## begin EXTRACTED INFORMATION

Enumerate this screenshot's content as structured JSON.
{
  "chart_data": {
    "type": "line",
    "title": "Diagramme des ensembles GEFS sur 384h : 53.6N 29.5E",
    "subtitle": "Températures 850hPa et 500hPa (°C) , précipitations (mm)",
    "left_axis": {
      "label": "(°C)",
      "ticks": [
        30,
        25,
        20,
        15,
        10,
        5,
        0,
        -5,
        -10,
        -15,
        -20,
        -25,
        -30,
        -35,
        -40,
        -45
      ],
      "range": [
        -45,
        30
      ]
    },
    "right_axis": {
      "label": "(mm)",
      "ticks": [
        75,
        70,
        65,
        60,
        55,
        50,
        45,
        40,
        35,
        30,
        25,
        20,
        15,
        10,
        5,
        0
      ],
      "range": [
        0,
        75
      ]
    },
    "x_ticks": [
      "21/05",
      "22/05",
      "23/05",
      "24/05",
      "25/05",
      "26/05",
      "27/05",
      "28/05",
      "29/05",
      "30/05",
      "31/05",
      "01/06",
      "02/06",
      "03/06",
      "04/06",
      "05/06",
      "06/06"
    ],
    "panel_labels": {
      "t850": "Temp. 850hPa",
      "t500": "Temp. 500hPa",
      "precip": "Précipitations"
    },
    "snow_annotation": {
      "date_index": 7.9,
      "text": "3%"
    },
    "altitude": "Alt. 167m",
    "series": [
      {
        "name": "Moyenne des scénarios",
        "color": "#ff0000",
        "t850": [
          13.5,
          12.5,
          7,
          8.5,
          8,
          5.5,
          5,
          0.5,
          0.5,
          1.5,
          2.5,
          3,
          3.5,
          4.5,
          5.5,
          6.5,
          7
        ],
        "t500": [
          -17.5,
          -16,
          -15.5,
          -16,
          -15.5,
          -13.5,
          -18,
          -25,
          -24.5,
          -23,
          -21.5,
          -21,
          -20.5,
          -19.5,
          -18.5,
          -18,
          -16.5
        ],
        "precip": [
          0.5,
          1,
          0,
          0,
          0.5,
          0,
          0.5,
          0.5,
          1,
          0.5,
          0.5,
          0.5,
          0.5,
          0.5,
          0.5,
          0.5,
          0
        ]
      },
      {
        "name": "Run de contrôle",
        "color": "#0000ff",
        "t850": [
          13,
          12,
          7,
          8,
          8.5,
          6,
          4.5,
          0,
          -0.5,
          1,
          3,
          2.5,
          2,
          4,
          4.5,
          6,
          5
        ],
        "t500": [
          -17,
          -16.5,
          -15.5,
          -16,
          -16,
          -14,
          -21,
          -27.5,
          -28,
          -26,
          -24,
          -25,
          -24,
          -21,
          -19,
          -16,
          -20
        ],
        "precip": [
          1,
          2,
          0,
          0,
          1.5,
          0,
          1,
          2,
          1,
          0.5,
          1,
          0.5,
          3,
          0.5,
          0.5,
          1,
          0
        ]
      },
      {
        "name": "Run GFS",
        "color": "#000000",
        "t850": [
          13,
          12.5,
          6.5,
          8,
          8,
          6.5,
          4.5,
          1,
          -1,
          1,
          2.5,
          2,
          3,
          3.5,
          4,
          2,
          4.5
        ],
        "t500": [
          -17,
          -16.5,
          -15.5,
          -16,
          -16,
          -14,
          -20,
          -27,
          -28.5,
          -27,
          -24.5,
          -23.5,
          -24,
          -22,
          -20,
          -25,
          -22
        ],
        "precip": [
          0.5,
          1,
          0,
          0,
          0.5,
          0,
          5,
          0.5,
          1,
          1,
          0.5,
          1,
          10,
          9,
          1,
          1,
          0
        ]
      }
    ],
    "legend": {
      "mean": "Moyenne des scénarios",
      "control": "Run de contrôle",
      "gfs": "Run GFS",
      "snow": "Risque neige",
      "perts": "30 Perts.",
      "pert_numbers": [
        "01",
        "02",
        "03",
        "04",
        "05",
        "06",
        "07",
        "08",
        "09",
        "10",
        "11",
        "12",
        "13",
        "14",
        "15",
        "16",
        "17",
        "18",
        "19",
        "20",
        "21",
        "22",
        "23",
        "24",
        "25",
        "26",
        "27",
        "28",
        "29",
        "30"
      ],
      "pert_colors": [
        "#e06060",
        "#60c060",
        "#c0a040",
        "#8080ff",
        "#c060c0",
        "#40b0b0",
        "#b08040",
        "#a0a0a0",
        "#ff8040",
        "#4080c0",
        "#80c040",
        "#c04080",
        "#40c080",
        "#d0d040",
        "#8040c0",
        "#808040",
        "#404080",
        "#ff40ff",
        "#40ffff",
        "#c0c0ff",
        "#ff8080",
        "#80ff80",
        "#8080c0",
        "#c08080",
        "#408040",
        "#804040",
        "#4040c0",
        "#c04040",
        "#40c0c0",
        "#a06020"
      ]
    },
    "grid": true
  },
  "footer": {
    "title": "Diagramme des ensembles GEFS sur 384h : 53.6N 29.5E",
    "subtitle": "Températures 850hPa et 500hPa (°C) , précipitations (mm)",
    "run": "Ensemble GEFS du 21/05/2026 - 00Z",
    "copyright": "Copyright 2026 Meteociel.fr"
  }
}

## end EXTRACTED INFORMATION

Select every line of the records holding the string "contrôle".

        "name": "Run de contrôle",
      "control": "Run de contrôle",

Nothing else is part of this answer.